• [SET PROBLEM] Please write out the material that follows, exactly as it stands.

• [DATA]
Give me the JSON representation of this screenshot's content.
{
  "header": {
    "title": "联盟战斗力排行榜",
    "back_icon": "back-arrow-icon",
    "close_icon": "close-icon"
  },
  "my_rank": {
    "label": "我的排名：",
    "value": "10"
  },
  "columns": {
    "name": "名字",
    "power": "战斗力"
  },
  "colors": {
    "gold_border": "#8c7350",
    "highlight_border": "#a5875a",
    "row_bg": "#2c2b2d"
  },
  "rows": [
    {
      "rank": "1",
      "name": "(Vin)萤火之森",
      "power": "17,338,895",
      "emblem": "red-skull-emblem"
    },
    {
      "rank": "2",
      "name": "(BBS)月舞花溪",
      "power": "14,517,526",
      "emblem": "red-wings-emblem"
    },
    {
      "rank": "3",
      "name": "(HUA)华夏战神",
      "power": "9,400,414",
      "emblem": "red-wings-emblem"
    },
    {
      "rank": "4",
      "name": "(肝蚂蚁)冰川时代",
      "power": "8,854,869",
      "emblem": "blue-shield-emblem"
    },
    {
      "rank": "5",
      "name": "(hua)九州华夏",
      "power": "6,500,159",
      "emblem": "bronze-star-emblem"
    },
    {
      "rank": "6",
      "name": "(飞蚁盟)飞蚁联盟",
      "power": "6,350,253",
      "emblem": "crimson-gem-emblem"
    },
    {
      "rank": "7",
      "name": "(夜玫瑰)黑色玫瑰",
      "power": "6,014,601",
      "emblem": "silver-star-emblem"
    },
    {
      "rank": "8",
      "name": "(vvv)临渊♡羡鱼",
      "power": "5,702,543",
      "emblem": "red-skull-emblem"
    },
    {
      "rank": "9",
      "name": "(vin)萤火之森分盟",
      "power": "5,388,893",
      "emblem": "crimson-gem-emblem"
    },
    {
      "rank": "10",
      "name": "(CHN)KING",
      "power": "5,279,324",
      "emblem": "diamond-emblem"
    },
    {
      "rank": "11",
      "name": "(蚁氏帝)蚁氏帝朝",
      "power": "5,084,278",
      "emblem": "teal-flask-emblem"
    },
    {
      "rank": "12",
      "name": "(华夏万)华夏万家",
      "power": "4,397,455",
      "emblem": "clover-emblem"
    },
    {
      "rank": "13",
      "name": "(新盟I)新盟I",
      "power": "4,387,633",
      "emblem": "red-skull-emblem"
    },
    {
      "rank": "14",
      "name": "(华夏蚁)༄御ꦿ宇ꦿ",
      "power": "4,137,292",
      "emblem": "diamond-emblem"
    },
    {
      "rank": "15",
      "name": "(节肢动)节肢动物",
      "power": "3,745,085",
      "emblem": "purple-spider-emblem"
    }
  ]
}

• [RESULT BELOW]
Give me the JSON representation of this screenshot's content.
{
  "header": {
    "title": "联盟战斗力排行榜",
    "back_icon": "back-arrow-icon",
    "close_icon": "close-icon"
  },
  "my_rank": {
    "label": "我的排名：",
    "value": "10"
  },
  "columns": {
    "name": "名字",
    "power": "战斗力"
  },
  "colors": {
    "gold_border": "#8c7350",
    "highlight_border": "#a5875a",
    "row_bg": "#2c2b2d"
  },
  "rows": [
    {
      "rank": "1",
      "name": "(Vin)萤火之森",
      "power": "17,338,895",
      "emblem": "red-skull-emblem"
    },
    {
      "rank": "2",
      "name": "(BBS)月舞花溪",
      "power": "14,517,526",
      "emblem": "red-wings-emblem"
    },
    {
      "rank": "3",
      "name": "(HUA)华夏战神",
      "power": "9,400,414",
      "emblem": "red-wings-emblem"
    },
    {
      "rank": "4",
      "name": "(肝蚂蚁)冰川时代",
      "power": "8,854,869",
      "emblem": "blue-shield-emblem"
    },
    {
      "rank": "5",
      "name": "(hua)九州华夏",
      "power": "6,500,159",
      "emblem": "bronze-star-emblem"
    },
    {
      "rank": "6",
      "name": "(飞蚁盟)飞蚁联盟",
      "power": "6,350,253",
      "emblem": "crimson-gem-emblem"
    },
    {
      "rank": "7",
      "name": "(夜玫瑰)黑色玫瑰",
      "power": "6,014,601",
      "emblem": "silver-star-emblem"
    },
    {
      "rank": "8",
      "name": "(vvv)临渊♡羡鱼",
      "power": "5,702,543",
      "emblem": "red-skull-emblem"
    },
    {
      "rank": "9",
      "name": "(vin)萤火之森分盟",
      "power": "5,388,893",
      "emblem": "crimson-gem-emblem"
    },
    {
      "rank": "10",
      "name": "(CHN)KING",
      "power": "5,279,324",
      "emblem": "diamond-emblem"
    },
    {
      "rank": "11",
      "name": "(蚁氏帝)蚁氏帝朝",
      "power": "5,084,278",
      "emblem": "teal-flask-emblem"
    },
    {
      "rank": "12",
      "name": "(华夏万)华夏万家",
      "power": "4,397,455",
      "emblem": "clover-emblem"
    },
    {
      "rank": "13",
      "name": "(新盟I)新盟I",
      "power": "4,387,633",
      "emblem": "red-skull-emblem"
    },
    {
      "rank": "14",
      "name": "(华夏蚁)༄御ꦿ宇ꦿ",
      "power": "4,137,292",
      "emblem": "diamond-emblem"
    },
    {
      "rank": "15",
      "name": "(节肢动)节肢动物",
      "power": "3,745,085",
      "emblem": "purple-spider-emblem"
    }
  ]
}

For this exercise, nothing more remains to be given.